-- Begin RECORDS TO USE --
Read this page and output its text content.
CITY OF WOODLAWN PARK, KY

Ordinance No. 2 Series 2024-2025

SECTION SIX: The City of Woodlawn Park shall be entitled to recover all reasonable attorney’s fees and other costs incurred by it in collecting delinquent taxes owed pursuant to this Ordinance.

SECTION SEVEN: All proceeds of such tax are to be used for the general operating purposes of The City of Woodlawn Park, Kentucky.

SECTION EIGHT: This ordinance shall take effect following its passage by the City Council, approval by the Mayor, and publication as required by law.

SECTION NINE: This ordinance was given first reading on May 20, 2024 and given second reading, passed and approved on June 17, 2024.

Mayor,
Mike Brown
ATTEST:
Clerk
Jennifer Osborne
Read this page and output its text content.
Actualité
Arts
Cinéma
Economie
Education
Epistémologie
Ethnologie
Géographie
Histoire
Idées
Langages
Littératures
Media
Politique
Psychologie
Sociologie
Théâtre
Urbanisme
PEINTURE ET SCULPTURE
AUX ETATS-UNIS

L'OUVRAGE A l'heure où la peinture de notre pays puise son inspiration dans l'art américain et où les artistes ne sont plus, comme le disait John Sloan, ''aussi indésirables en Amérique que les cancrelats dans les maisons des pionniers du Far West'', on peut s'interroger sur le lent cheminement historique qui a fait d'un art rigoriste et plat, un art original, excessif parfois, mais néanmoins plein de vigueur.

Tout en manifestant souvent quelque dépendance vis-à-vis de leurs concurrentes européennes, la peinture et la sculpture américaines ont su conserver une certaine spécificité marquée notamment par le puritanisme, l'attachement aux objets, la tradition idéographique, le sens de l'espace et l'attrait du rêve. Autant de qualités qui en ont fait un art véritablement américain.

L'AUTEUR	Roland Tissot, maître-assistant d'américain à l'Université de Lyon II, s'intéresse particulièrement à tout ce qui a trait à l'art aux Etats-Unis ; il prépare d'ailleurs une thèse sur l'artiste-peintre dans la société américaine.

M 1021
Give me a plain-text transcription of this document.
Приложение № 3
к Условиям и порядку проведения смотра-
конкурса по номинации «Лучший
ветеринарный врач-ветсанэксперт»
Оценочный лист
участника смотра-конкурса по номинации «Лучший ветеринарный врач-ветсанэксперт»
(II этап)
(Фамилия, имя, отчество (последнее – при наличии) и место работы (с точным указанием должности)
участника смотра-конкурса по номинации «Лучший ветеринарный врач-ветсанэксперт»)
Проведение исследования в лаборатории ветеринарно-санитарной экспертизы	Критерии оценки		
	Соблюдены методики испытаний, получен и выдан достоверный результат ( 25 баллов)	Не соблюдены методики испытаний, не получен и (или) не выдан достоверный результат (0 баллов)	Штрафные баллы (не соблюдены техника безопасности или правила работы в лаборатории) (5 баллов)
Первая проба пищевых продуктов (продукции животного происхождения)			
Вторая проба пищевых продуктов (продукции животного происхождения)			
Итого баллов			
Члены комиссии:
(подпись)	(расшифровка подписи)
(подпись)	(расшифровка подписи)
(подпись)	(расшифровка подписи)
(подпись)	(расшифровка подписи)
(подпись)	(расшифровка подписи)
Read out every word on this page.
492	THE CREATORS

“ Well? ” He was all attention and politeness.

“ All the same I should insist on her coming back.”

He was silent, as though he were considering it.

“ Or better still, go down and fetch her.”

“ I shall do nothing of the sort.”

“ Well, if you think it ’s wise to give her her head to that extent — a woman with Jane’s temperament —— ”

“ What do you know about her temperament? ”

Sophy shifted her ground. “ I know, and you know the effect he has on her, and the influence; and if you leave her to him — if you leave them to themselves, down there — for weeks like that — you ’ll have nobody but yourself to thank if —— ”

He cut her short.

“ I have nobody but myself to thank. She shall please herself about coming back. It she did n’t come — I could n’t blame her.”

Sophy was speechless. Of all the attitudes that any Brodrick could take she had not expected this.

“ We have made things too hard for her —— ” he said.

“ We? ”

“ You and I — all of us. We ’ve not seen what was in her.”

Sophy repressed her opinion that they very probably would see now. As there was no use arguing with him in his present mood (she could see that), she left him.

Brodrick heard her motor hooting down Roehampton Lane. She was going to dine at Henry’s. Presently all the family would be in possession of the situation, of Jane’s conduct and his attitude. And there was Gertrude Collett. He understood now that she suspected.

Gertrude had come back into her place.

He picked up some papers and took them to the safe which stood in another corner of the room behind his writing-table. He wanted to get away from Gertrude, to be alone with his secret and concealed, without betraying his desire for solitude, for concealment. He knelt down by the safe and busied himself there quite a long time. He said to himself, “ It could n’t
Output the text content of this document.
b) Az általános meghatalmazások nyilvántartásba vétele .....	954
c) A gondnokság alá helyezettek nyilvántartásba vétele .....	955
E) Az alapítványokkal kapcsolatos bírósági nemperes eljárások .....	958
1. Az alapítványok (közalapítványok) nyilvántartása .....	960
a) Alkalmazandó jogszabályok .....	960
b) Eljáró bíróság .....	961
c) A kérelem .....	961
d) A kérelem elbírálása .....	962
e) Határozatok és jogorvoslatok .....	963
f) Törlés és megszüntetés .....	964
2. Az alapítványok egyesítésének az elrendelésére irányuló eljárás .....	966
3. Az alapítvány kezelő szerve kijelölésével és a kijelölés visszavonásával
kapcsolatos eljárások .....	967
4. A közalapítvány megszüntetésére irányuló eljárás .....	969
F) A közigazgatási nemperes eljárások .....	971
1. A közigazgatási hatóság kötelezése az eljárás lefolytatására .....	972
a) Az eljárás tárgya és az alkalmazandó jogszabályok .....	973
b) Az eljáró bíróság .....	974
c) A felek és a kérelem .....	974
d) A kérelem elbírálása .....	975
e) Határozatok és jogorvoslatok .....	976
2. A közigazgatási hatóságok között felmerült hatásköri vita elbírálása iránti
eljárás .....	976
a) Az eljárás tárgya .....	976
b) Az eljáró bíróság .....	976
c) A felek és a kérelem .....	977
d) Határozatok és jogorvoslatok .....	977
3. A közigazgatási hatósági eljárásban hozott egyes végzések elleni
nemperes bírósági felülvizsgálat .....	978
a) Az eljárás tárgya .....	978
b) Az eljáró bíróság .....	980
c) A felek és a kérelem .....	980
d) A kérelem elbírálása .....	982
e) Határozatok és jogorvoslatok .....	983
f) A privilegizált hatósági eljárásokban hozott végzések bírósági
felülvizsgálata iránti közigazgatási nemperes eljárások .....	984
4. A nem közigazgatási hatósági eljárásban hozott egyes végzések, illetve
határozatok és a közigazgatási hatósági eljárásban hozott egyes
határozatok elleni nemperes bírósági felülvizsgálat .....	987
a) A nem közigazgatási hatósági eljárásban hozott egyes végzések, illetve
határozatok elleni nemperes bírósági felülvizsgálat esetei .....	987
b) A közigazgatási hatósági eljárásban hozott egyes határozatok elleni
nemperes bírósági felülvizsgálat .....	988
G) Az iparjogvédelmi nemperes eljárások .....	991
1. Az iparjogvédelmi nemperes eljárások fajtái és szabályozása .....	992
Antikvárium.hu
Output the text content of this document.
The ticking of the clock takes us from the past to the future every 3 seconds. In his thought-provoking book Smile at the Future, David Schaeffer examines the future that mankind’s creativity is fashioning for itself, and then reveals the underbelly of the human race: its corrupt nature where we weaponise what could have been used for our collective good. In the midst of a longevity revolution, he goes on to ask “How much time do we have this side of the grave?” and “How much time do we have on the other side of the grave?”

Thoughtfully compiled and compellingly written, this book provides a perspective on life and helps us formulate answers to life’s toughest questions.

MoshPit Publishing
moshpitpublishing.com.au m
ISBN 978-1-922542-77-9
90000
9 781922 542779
-- End RECORDS TO USE --
_CHALLENGE_.
In full and verbatim, repeat the records given above.

_RESPONSE TO THIS EXERCISE_.
Read this page and output its text content.
CITY OF WOODLAWN PARK, KY

Ordinance No. 2 Series 2024-2025

SECTION SIX: The City of Woodlawn Park shall be entitled to recover all reasonable attorney’s fees and other costs incurred by it in collecting delinquent taxes owed pursuant to this Ordinance.

SECTION SEVEN: All proceeds of such tax are to be used for the general operating purposes of The City of Woodlawn Park, Kentucky.

SECTION EIGHT: This ordinance shall take effect following its passage by the City Council, approval by the Mayor, and publication as required by law.

SECTION NINE: This ordinance was given first reading on May 20, 2024 and given second reading, passed and approved on June 17, 2024.

Mayor,
Mike Brown
ATTEST:
Clerk
Jennifer Osborne
Read this page and output its text content.
Actualité
Arts
Cinéma
Economie
Education
Epistémologie
Ethnologie
Géographie
Histoire
Idées
Langages
Littératures
Media
Politique
Psychologie
Sociologie
Théâtre
Urbanisme
PEINTURE ET SCULPTURE
AUX ETATS-UNIS

L'OUVRAGE A l'heure où la peinture de notre pays puise son inspiration dans l'art américain et où les artistes ne sont plus, comme le disait John Sloan, ''aussi indésirables en Amérique que les cancrelats dans les maisons des pionniers du Far West'', on peut s'interroger sur le lent cheminement historique qui a fait d'un art rigoriste et plat, un art original, excessif parfois, mais néanmoins plein de vigueur.

Tout en manifestant souvent quelque dépendance vis-à-vis de leurs concurrentes européennes, la peinture et la sculpture américaines ont su conserver une certaine spécificité marquée notamment par le puritanisme, l'attachement aux objets, la tradition idéographique, le sens de l'espace et l'attrait du rêve. Autant de qualités qui en ont fait un art véritablement américain.

L'AUTEUR	Roland Tissot, maître-assistant d'américain à l'Université de Lyon II, s'intéresse particulièrement à tout ce qui a trait à l'art aux Etats-Unis ; il prépare d'ailleurs une thèse sur l'artiste-peintre dans la société américaine.

M 1021
Give me a plain-text transcription of this document.
Приложение № 3
к Условиям и порядку проведения смотра-
конкурса по номинации «Лучший
ветеринарный врач-ветсанэксперт»
Оценочный лист
участника смотра-конкурса по номинации «Лучший ветеринарный врач-ветсанэксперт»
(II этап)
(Фамилия, имя, отчество (последнее – при наличии) и место работы (с точным указанием должности)
участника смотра-конкурса по номинации «Лучший ветеринарный врач-ветсанэксперт»)
Проведение исследования в лаборатории ветеринарно-санитарной экспертизы	Критерии оценки		
	Соблюдены методики испытаний, получен и выдан достоверный результат ( 25 баллов)	Не соблюдены методики испытаний, не получен и (или) не выдан достоверный результат (0 баллов)	Штрафные баллы (не соблюдены техника безопасности или правила работы в лаборатории) (5 баллов)
Первая проба пищевых продуктов (продукции животного происхождения)			
Вторая проба пищевых продуктов (продукции животного происхождения)			
Итого баллов			
Члены комиссии:
(подпись)	(расшифровка подписи)
(подпись)	(расшифровка подписи)
(подпись)	(расшифровка подписи)
(подпись)	(расшифровка подписи)
(подпись)	(расшифровка подписи)
Read out every word on this page.
492	THE CREATORS

“ Well? ” He was all attention and politeness.

“ All the same I should insist on her coming back.”

He was silent, as though he were considering it.

“ Or better still, go down and fetch her.”

“ I shall do nothing of the sort.”

“ Well, if you think it ’s wise to give her her head to that extent — a woman with Jane’s temperament —— ”

“ What do you know about her temperament? ”

Sophy shifted her ground. “ I know, and you know the effect he has on her, and the influence; and if you leave her to him — if you leave them to themselves, down there — for weeks like that — you ’ll have nobody but yourself to thank if —— ”

He cut her short.

“ I have nobody but myself to thank. She shall please herself about coming back. It she did n’t come — I could n’t blame her.”

Sophy was speechless. Of all the attitudes that any Brodrick could take she had not expected this.

“ We have made things too hard for her —— ” he said.

“ We? ”

“ You and I — all of us. We ’ve not seen what was in her.”

Sophy repressed her opinion that they very probably would see now. As there was no use arguing with him in his present mood (she could see that), she left him.

Brodrick heard her motor hooting down Roehampton Lane. She was going to dine at Henry’s. Presently all the family would be in possession of the situation, of Jane’s conduct and his attitude. And there was Gertrude Collett. He understood now that she suspected.

Gertrude had come back into her place.

He picked up some papers and took them to the safe which stood in another corner of the room behind his writing-table. He wanted to get away from Gertrude, to be alone with his secret and concealed, without betraying his desire for solitude, for concealment. He knelt down by the safe and busied himself there quite a long time. He said to himself, “ It could n’t
Output the text content of this document.
b) Az általános meghatalmazások nyilvántartásba vétele .....	954
c) A gondnokság alá helyezettek nyilvántartásba vétele .....	955
E) Az alapítványokkal kapcsolatos bírósági nemperes eljárások .....	958
1. Az alapítványok (közalapítványok) nyilvántartása .....	960
a) Alkalmazandó jogszabályok .....	960
b) Eljáró bíróság .....	961
c) A kérelem .....	961
d) A kérelem elbírálása .....	962
e) Határozatok és jogorvoslatok .....	963
f) Törlés és megszüntetés .....	964
2. Az alapítványok egyesítésének az elrendelésére irányuló eljárás .....	966
3. Az alapítvány kezelő szerve kijelölésével és a kijelölés visszavonásával
kapcsolatos eljárások .....	967
4. A közalapítvány megszüntetésére irányuló eljárás .....	969
F) A közigazgatási nemperes eljárások .....	971
1. A közigazgatási hatóság kötelezése az eljárás lefolytatására .....	972
a) Az eljárás tárgya és az alkalmazandó jogszabályok .....	973
b) Az eljáró bíróság .....	974
c) A felek és a kérelem .....	974
d) A kérelem elbírálása .....	975
e) Határozatok és jogorvoslatok .....	976
2. A közigazgatási hatóságok között felmerült hatásköri vita elbírálása iránti
eljárás .....	976
a) Az eljárás tárgya .....	976
b) Az eljáró bíróság .....	976
c) A felek és a kérelem .....	977
d) Határozatok és jogorvoslatok .....	977
3. A közigazgatási hatósági eljárásban hozott egyes végzések elleni
nemperes bírósági felülvizsgálat .....	978
a) Az eljárás tárgya .....	978
b) Az eljáró bíróság .....	980
c) A felek és a kérelem .....	980
d) A kérelem elbírálása .....	982
e) Határozatok és jogorvoslatok .....	983
f) A privilegizált hatósági eljárásokban hozott végzések bírósági
felülvizsgálata iránti közigazgatási nemperes eljárások .....	984
4. A nem közigazgatási hatósági eljárásban hozott egyes végzések, illetve
határozatok és a közigazgatási hatósági eljárásban hozott egyes
határozatok elleni nemperes bírósági felülvizsgálat .....	987
a) A nem közigazgatási hatósági eljárásban hozott egyes végzések, illetve
határozatok elleni nemperes bírósági felülvizsgálat esetei .....	987
b) A közigazgatási hatósági eljárásban hozott egyes határozatok elleni
nemperes bírósági felülvizsgálat .....	988
G) Az iparjogvédelmi nemperes eljárások .....	991
1. Az iparjogvédelmi nemperes eljárások fajtái és szabályozása .....	992
Antikvárium.hu
Output the text content of this document.
The ticking of the clock takes us from the past to the future every 3 seconds. In his thought-provoking book Smile at the Future, David Schaeffer examines the future that mankind’s creativity is fashioning for itself, and then reveals the underbelly of the human race: its corrupt nature where we weaponise what could have been used for our collective good. In the midst of a longevity revolution, he goes on to ask “How much time do we have this side of the grave?” and “How much time do we have on the other side of the grave?”

Thoughtfully compiled and compellingly written, this book provides a perspective on life and helps us formulate answers to life’s toughest questions.

MoshPit Publishing
moshpitpublishing.com.au m
ISBN 978-1-922542-77-9
90000
9 781922 542779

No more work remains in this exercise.